(Figure contents as structured data)
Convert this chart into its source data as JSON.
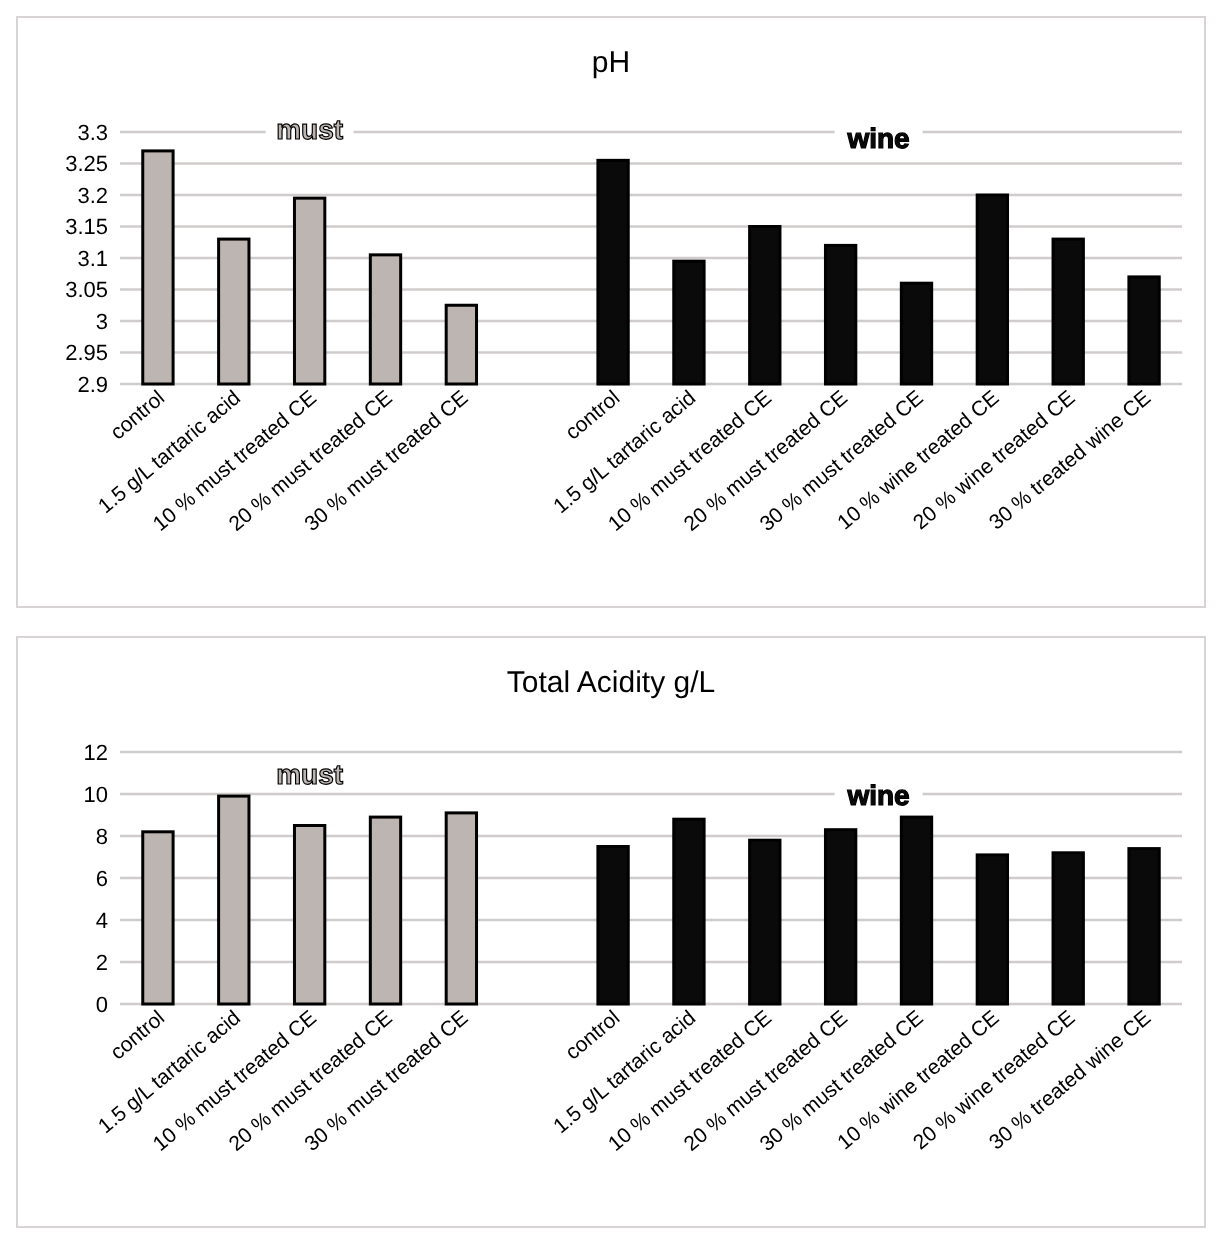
{
  "chart_data": [
    {
      "type": "bar",
      "title": "pH",
      "categories": [
        "control",
        "1.5 g/L tartaric acid",
        "10 % must treated CE",
        "20 % must treated CE",
        "30 % must treated CE",
        null,
        "control",
        "1.5 g/L tartaric acid",
        "10 % must treated CE",
        "20 % must treated CE",
        "30 % must treated CE",
        "10 % wine treated CE",
        "20 % wine treated CE",
        "30 % treated wine CE"
      ],
      "series": [
        {
          "name": "must",
          "color": "#bdb5b2",
          "values": [
            3.27,
            3.13,
            3.195,
            3.105,
            3.025,
            null,
            null,
            null,
            null,
            null,
            null,
            null,
            null,
            null
          ]
        },
        {
          "name": "wine",
          "color": "#0a0a0a",
          "values": [
            null,
            null,
            null,
            null,
            null,
            null,
            3.255,
            3.095,
            3.15,
            3.12,
            3.06,
            3.2,
            3.13,
            3.07
          ]
        }
      ],
      "ylim": [
        2.9,
        3.3
      ],
      "yticks": [
        2.9,
        2.95,
        3,
        3.05,
        3.1,
        3.15,
        3.2,
        3.25,
        3.3
      ],
      "grid": "y"
    },
    {
      "type": "bar",
      "title": "Total Acidity g/L",
      "categories": [
        "control",
        "1.5 g/L tartaric acid",
        "10 % must treated CE",
        "20 % must treated CE",
        "30 % must treated CE",
        null,
        "control",
        "1.5 g/L tartaric acid",
        "10 % must treated CE",
        "20 % must treated CE",
        "30 % must treated CE",
        "10 % wine treated CE",
        "20 % wine treated CE",
        "30 % treated wine CE"
      ],
      "series": [
        {
          "name": "must",
          "color": "#bdb5b2",
          "values": [
            8.2,
            9.9,
            8.5,
            8.9,
            9.1,
            null,
            null,
            null,
            null,
            null,
            null,
            null,
            null,
            null
          ]
        },
        {
          "name": "wine",
          "color": "#0a0a0a",
          "values": [
            null,
            null,
            null,
            null,
            null,
            null,
            7.5,
            8.8,
            7.8,
            8.3,
            8.9,
            7.1,
            7.2,
            7.4
          ]
        }
      ],
      "ylim": [
        0,
        12
      ],
      "yticks": [
        0,
        2,
        4,
        6,
        8,
        10,
        12
      ],
      "grid": "y"
    }
  ]
}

> _Objective_
Quote the records in their entirety, keeping the wording exact and excluding pictures.

> _Result below_
Convert this chart into its source data as JSON.
{
  "chart_data": [
    {
      "type": "bar",
      "title": "pH",
      "categories": [
        "control",
        "1.5 g/L tartaric acid",
        "10 % must treated CE",
        "20 % must treated CE",
        "30 % must treated CE",
        null,
        "control",
        "1.5 g/L tartaric acid",
        "10 % must treated CE",
        "20 % must treated CE",
        "30 % must treated CE",
        "10 % wine treated CE",
        "20 % wine treated CE",
        "30 % treated wine CE"
      ],
      "series": [
        {
          "name": "must",
          "color": "#bdb5b2",
          "values": [
            3.27,
            3.13,
            3.195,
            3.105,
            3.025,
            null,
            null,
            null,
            null,
            null,
            null,
            null,
            null,
            null
          ]
        },
        {
          "name": "wine",
          "color": "#0a0a0a",
          "values": [
            null,
            null,
            null,
            null,
            null,
            null,
            3.255,
            3.095,
            3.15,
            3.12,
            3.06,
            3.2,
            3.13,
            3.07
          ]
        }
      ],
      "ylim": [
        2.9,
        3.3
      ],
      "yticks": [
        2.9,
        2.95,
        3,
        3.05,
        3.1,
        3.15,
        3.2,
        3.25,
        3.3
      ],
      "grid": "y"
    },
    {
      "type": "bar",
      "title": "Total Acidity g/L",
      "categories": [
        "control",
        "1.5 g/L tartaric acid",
        "10 % must treated CE",
        "20 % must treated CE",
        "30 % must treated CE",
        null,
        "control",
        "1.5 g/L tartaric acid",
        "10 % must treated CE",
        "20 % must treated CE",
        "30 % must treated CE",
        "10 % wine treated CE",
        "20 % wine treated CE",
        "30 % treated wine CE"
      ],
      "series": [
        {
          "name": "must",
          "color": "#bdb5b2",
          "values": [
            8.2,
            9.9,
            8.5,
            8.9,
            9.1,
            null,
            null,
            null,
            null,
            null,
            null,
            null,
            null,
            null
          ]
        },
        {
          "name": "wine",
          "color": "#0a0a0a",
          "values": [
            null,
            null,
            null,
            null,
            null,
            null,
            7.5,
            8.8,
            7.8,
            8.3,
            8.9,
            7.1,
            7.2,
            7.4
          ]
        }
      ],
      "ylim": [
        0,
        12
      ],
      "yticks": [
        0,
        2,
        4,
        6,
        8,
        10,
        12
      ],
      "grid": "y"
    }
  ]
}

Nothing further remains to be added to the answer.